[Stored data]
## BEGIN
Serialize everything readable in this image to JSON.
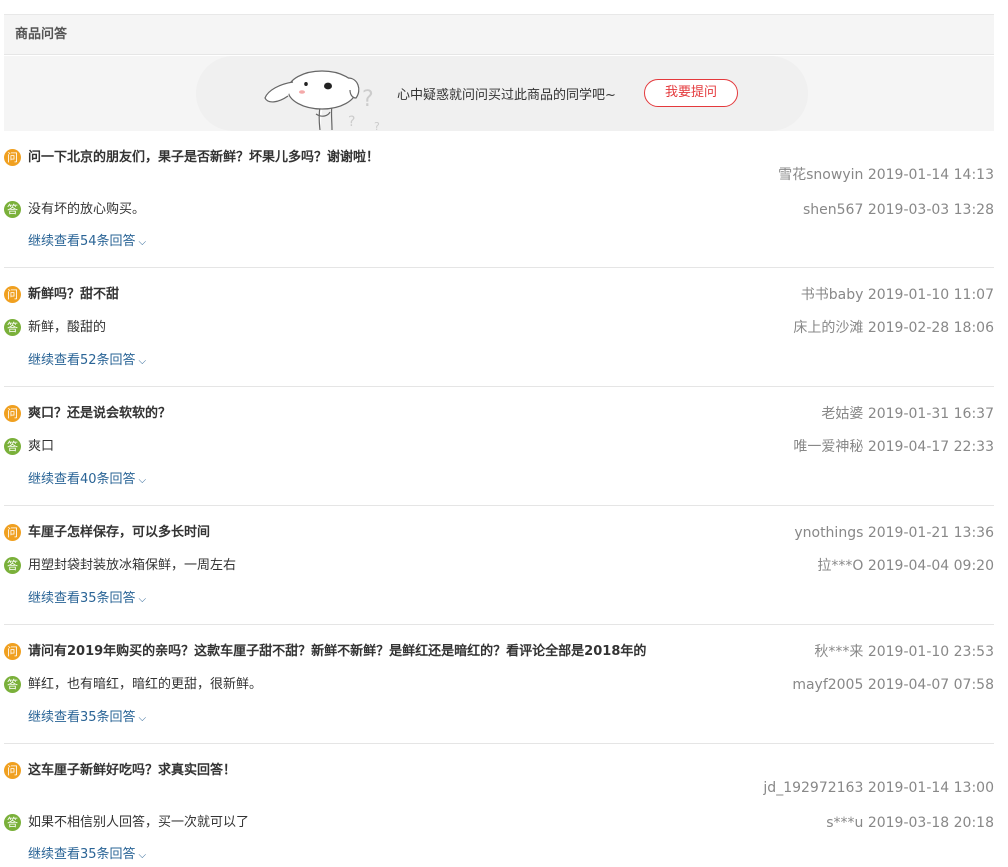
{
  "section": {
    "title": "商品问答"
  },
  "banner": {
    "prompt": "心中疑惑就问问买过此商品的同学吧~",
    "ask_button": "我要提问"
  },
  "badges": {
    "question": "问",
    "answer": "答"
  },
  "chevron": "⌵",
  "colors": {
    "question_badge": "#f0a020",
    "answer_badge": "#7ab03a",
    "accent": "#e4393c",
    "link": "#2a6496"
  },
  "items": [
    {
      "question": "问一下北京的朋友们，果子是否新鲜？坏果儿多吗？谢谢啦！",
      "asker": "雪花snowyin",
      "asked_at": "2019-01-14 14:13",
      "answer": "没有坏的放心购买。",
      "answerer": "shen567",
      "answered_at": "2019-03-03 13:28",
      "more": "继续查看54条回答"
    },
    {
      "question": "新鲜吗？甜不甜",
      "asker": "书书baby",
      "asked_at": "2019-01-10 11:07",
      "answer": "新鲜，酸甜的",
      "answerer": "床上的沙滩",
      "answered_at": "2019-02-28 18:06",
      "more": "继续查看52条回答"
    },
    {
      "question": "爽口？还是说会软软的？",
      "asker": "老姑婆",
      "asked_at": "2019-01-31 16:37",
      "answer": "爽口",
      "answerer": "唯一爱神秘",
      "answered_at": "2019-04-17 22:33",
      "more": "继续查看40条回答"
    },
    {
      "question": "车厘子怎样保存，可以多长时间",
      "asker": "ynothings",
      "asked_at": "2019-01-21 13:36",
      "answer": "用塑封袋封装放冰箱保鲜，一周左右",
      "answerer": "拉***O",
      "answered_at": "2019-04-04 09:20",
      "more": "继续查看35条回答"
    },
    {
      "question": "请问有2019年购买的亲吗？这款车厘子甜不甜？新鲜不新鲜？是鲜红还是暗红的？看评论全部是2018年的",
      "asker": "秋***来",
      "asked_at": "2019-01-10 23:53",
      "answer": "鲜红，也有暗红，暗红的更甜，很新鲜。",
      "answerer": "mayf2005",
      "answered_at": "2019-04-07 07:58",
      "more": "继续查看35条回答"
    },
    {
      "question": "这车厘子新鲜好吃吗？求真实回答！",
      "asker": "jd_192972163",
      "asked_at": "2019-01-14 13:00",
      "answer": "如果不相信别人回答，买一次就可以了",
      "answerer": "s***u",
      "answered_at": "2019-03-18 20:18",
      "more": "继续查看35条回答"
    }
  ]
}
## END
> [Problem]: Which lines include "asker"? Copy each of them out.

> [Solution to this task]:
      "asker": "雪花snowyin",
      "asker": "书书baby",
      "asker": "老姑婆",
      "asker": "ynothings",
      "asker": "秋***来",
      "asker": "jd_192972163",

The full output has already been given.